__Goal of the exercise__:
Return, word for word, only the lines from the one containing "Convert this screenshot" through the last line of the entries.

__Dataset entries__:
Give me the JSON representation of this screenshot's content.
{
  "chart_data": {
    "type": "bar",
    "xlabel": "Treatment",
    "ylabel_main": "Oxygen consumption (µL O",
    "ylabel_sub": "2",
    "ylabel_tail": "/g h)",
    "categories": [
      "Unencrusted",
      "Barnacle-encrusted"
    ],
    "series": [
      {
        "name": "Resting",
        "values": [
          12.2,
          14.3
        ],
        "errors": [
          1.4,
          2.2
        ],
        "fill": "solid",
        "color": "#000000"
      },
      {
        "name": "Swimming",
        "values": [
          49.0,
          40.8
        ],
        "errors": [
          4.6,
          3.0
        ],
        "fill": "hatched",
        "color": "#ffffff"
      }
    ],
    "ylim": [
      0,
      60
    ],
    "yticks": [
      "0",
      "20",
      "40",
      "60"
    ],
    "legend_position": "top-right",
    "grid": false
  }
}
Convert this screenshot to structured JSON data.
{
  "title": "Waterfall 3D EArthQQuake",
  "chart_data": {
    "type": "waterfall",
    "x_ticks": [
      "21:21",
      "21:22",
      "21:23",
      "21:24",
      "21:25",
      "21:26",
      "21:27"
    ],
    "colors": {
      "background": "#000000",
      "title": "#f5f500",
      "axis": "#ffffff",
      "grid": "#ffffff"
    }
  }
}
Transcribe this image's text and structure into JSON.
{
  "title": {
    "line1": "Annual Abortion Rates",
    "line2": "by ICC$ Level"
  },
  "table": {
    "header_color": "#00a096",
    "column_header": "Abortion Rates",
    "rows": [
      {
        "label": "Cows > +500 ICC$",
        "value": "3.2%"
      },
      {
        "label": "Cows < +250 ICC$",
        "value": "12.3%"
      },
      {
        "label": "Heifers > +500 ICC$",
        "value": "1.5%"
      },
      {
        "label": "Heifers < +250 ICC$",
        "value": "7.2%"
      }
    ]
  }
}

__Task result__:
Convert this screenshot to structured JSON data.
{
  "title": "Waterfall 3D EArthQQuake",
  "chart_data": {
    "type": "waterfall",
    "x_ticks": [
      "21:21",
      "21:22",
      "21:23",
      "21:24",
      "21:25",
      "21:26",
      "21:27"
    ],
    "colors": {
      "background": "#000000",
      "title": "#f5f500",
      "axis": "#ffffff",
      "grid": "#ffffff"
    }
  }
}
Transcribe this image's text and structure into JSON.
{
  "title": {
    "line1": "Annual Abortion Rates",
    "line2": "by ICC$ Level"
  },
  "table": {
    "header_color": "#00a096",
    "column_header": "Abortion Rates",
    "rows": [
      {
        "label": "Cows > +500 ICC$",
        "value": "3.2%"
      },
      {
        "label": "Cows < +250 ICC$",
        "value": "12.3%"
      },
      {
        "label": "Heifers > +500 ICC$",
        "value": "1.5%"
      },
      {
        "label": "Heifers < +250 ICC$",
        "value": "7.2%"
      }
    ]
  }
}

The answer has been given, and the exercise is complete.